## WRITTEN REQUEST
The exercise asks for every line of the data to be reproduced exactly.

## TASK INPUTS
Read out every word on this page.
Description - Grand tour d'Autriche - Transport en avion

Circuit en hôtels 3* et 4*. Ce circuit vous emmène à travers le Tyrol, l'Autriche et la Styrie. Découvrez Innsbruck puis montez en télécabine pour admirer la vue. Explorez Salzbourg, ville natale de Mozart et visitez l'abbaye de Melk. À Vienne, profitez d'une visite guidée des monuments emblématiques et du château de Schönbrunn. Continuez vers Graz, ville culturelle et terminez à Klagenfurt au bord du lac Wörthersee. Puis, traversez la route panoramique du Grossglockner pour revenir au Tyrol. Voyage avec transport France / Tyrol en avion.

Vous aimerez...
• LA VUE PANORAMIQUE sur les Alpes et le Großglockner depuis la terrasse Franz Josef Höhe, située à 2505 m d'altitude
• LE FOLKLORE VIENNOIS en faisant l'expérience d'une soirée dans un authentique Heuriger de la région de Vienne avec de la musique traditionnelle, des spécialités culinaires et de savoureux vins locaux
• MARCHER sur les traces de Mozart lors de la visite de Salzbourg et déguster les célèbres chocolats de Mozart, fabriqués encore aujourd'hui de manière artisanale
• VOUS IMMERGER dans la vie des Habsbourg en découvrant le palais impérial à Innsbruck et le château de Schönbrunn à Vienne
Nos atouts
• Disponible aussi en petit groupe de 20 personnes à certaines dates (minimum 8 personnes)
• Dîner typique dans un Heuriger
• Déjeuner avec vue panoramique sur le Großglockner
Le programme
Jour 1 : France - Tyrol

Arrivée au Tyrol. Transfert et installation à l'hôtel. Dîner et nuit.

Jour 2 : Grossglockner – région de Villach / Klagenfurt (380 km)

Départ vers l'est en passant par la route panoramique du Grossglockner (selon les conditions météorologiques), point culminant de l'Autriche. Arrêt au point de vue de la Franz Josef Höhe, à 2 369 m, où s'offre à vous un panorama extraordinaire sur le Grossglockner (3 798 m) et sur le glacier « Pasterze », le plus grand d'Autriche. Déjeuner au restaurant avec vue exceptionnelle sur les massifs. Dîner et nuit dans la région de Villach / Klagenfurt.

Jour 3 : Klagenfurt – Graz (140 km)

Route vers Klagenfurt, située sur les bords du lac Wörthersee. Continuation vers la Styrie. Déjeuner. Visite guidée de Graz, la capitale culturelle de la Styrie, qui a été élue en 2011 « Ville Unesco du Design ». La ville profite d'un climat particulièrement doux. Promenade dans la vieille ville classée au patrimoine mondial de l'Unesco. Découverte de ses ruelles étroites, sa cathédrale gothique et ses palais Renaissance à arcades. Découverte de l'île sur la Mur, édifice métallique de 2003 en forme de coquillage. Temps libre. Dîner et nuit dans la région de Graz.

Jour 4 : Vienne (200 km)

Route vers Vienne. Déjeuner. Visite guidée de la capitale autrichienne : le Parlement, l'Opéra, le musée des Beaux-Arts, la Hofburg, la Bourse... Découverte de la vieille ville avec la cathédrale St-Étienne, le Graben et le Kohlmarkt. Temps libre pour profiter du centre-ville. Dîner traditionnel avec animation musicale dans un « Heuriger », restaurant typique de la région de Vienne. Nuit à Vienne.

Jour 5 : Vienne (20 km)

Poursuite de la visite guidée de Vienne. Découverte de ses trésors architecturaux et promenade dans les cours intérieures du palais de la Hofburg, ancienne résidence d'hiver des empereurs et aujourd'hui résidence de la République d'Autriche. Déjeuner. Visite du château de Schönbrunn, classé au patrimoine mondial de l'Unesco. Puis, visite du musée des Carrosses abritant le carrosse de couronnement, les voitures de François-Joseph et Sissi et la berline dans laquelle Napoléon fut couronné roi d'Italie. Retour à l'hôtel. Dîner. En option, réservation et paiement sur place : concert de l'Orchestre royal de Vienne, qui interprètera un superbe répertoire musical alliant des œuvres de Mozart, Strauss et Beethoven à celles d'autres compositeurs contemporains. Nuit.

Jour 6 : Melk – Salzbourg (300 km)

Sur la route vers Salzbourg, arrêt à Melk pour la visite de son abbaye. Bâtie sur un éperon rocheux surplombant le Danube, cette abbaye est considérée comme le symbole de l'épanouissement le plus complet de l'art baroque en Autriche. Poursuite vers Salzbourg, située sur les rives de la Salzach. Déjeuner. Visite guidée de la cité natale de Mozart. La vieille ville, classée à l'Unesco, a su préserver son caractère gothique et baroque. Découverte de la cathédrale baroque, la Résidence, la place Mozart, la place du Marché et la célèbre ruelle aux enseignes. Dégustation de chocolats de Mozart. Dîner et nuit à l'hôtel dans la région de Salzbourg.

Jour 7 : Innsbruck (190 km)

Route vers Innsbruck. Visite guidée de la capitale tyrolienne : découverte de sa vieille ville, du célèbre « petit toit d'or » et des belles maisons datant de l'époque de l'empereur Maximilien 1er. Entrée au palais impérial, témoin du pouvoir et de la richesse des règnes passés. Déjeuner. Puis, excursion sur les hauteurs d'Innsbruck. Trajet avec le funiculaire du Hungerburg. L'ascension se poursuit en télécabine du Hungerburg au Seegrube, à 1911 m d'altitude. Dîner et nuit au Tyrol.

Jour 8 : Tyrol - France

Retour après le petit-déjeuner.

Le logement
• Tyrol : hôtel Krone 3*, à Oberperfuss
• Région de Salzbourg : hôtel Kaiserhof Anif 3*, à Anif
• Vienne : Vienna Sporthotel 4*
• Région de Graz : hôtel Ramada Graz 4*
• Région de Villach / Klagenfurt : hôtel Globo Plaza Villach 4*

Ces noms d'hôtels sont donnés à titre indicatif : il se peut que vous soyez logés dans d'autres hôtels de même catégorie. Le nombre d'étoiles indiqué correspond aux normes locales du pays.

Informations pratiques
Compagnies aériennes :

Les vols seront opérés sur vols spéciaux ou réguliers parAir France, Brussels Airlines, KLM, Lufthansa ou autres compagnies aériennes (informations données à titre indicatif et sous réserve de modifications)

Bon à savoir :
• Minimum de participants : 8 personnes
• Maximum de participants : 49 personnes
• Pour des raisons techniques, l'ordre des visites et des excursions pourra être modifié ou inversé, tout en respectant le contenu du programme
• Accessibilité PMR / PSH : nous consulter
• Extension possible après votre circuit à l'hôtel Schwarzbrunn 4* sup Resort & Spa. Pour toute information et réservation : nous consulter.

## TASK SOLUTION
Read out every word on this page.
Description - Grand tour d'Autriche - Transport en avion

Circuit en hôtels 3* et 4*. Ce circuit vous emmène à travers le Tyrol, l'Autriche et la Styrie. Découvrez Innsbruck puis montez en télécabine pour admirer la vue. Explorez Salzbourg, ville natale de Mozart et visitez l'abbaye de Melk. À Vienne, profitez d'une visite guidée des monuments emblématiques et du château de Schönbrunn. Continuez vers Graz, ville culturelle et terminez à Klagenfurt au bord du lac Wörthersee. Puis, traversez la route panoramique du Grossglockner pour revenir au Tyrol. Voyage avec transport France / Tyrol en avion.

Vous aimerez...
• LA VUE PANORAMIQUE sur les Alpes et le Großglockner depuis la terrasse Franz Josef Höhe, située à 2505 m d'altitude
• LE FOLKLORE VIENNOIS en faisant l'expérience d'une soirée dans un authentique Heuriger de la région de Vienne avec de la musique traditionnelle, des spécialités culinaires et de savoureux vins locaux
• MARCHER sur les traces de Mozart lors de la visite de Salzbourg et déguster les célèbres chocolats de Mozart, fabriqués encore aujourd'hui de manière artisanale
• VOUS IMMERGER dans la vie des Habsbourg en découvrant le palais impérial à Innsbruck et le château de Schönbrunn à Vienne
Nos atouts
• Disponible aussi en petit groupe de 20 personnes à certaines dates (minimum 8 personnes)
• Dîner typique dans un Heuriger
• Déjeuner avec vue panoramique sur le Großglockner
Le programme
Jour 1 : France - Tyrol

Arrivée au Tyrol. Transfert et installation à l'hôtel. Dîner et nuit.

Jour 2 : Grossglockner – région de Villach / Klagenfurt (380 km)

Départ vers l'est en passant par la route panoramique du Grossglockner (selon les conditions météorologiques), point culminant de l'Autriche. Arrêt au point de vue de la Franz Josef Höhe, à 2 369 m, où s'offre à vous un panorama extraordinaire sur le Grossglockner (3 798 m) et sur le glacier « Pasterze », le plus grand d'Autriche. Déjeuner au restaurant avec vue exceptionnelle sur les massifs. Dîner et nuit dans la région de Villach / Klagenfurt.

Jour 3 : Klagenfurt – Graz (140 km)

Route vers Klagenfurt, située sur les bords du lac Wörthersee. Continuation vers la Styrie. Déjeuner. Visite guidée de Graz, la capitale culturelle de la Styrie, qui a été élue en 2011 « Ville Unesco du Design ». La ville profite d'un climat particulièrement doux. Promenade dans la vieille ville classée au patrimoine mondial de l'Unesco. Découverte de ses ruelles étroites, sa cathédrale gothique et ses palais Renaissance à arcades. Découverte de l'île sur la Mur, édifice métallique de 2003 en forme de coquillage. Temps libre. Dîner et nuit dans la région de Graz.

Jour 4 : Vienne (200 km)

Route vers Vienne. Déjeuner. Visite guidée de la capitale autrichienne : le Parlement, l'Opéra, le musée des Beaux-Arts, la Hofburg, la Bourse... Découverte de la vieille ville avec la cathédrale St-Étienne, le Graben et le Kohlmarkt. Temps libre pour profiter du centre-ville. Dîner traditionnel avec animation musicale dans un « Heuriger », restaurant typique de la région de Vienne. Nuit à Vienne.

Jour 5 : Vienne (20 km)

Poursuite de la visite guidée de Vienne. Découverte de ses trésors architecturaux et promenade dans les cours intérieures du palais de la Hofburg, ancienne résidence d'hiver des empereurs et aujourd'hui résidence de la République d'Autriche. Déjeuner. Visite du château de Schönbrunn, classé au patrimoine mondial de l'Unesco. Puis, visite du musée des Carrosses abritant le carrosse de couronnement, les voitures de François-Joseph et Sissi et la berline dans laquelle Napoléon fut couronné roi d'Italie. Retour à l'hôtel. Dîner. En option, réservation et paiement sur place : concert de l'Orchestre royal de Vienne, qui interprètera un superbe répertoire musical alliant des œuvres de Mozart, Strauss et Beethoven à celles d'autres compositeurs contemporains. Nuit.

Jour 6 : Melk – Salzbourg (300 km)

Sur la route vers Salzbourg, arrêt à Melk pour la visite de son abbaye. Bâtie sur un éperon rocheux surplombant le Danube, cette abbaye est considérée comme le symbole de l'épanouissement le plus complet de l'art baroque en Autriche. Poursuite vers Salzbourg, située sur les rives de la Salzach. Déjeuner. Visite guidée de la cité natale de Mozart. La vieille ville, classée à l'Unesco, a su préserver son caractère gothique et baroque. Découverte de la cathédrale baroque, la Résidence, la place Mozart, la place du Marché et la célèbre ruelle aux enseignes. Dégustation de chocolats de Mozart. Dîner et nuit à l'hôtel dans la région de Salzbourg.

Jour 7 : Innsbruck (190 km)

Route vers Innsbruck. Visite guidée de la capitale tyrolienne : découverte de sa vieille ville, du célèbre « petit toit d'or » et des belles maisons datant de l'époque de l'empereur Maximilien 1er. Entrée au palais impérial, témoin du pouvoir et de la richesse des règnes passés. Déjeuner. Puis, excursion sur les hauteurs d'Innsbruck. Trajet avec le funiculaire du Hungerburg. L'ascension se poursuit en télécabine du Hungerburg au Seegrube, à 1911 m d'altitude. Dîner et nuit au Tyrol.

Jour 8 : Tyrol - France

Retour après le petit-déjeuner.

Le logement
• Tyrol : hôtel Krone 3*, à Oberperfuss
• Région de Salzbourg : hôtel Kaiserhof Anif 3*, à Anif
• Vienne : Vienna Sporthotel 4*
• Région de Graz : hôtel Ramada Graz 4*
• Région de Villach / Klagenfurt : hôtel Globo Plaza Villach 4*

Ces noms d'hôtels sont donnés à titre indicatif : il se peut que vous soyez logés dans d'autres hôtels de même catégorie. Le nombre d'étoiles indiqué correspond aux normes locales du pays.

Informations pratiques
Compagnies aériennes :

Les vols seront opérés sur vols spéciaux ou réguliers parAir France, Brussels Airlines, KLM, Lufthansa ou autres compagnies aériennes (informations données à titre indicatif et sous réserve de modifications)

Bon à savoir :
• Minimum de participants : 8 personnes
• Maximum de participants : 49 personnes
• Pour des raisons techniques, l'ordre des visites et des excursions pourra être modifié ou inversé, tout en respectant le contenu du programme
• Accessibilité PMR / PSH : nous consulter
• Extension possible après votre circuit à l'hôtel Schwarzbrunn 4* sup Resort & Spa. Pour toute information et réservation : nous consulter.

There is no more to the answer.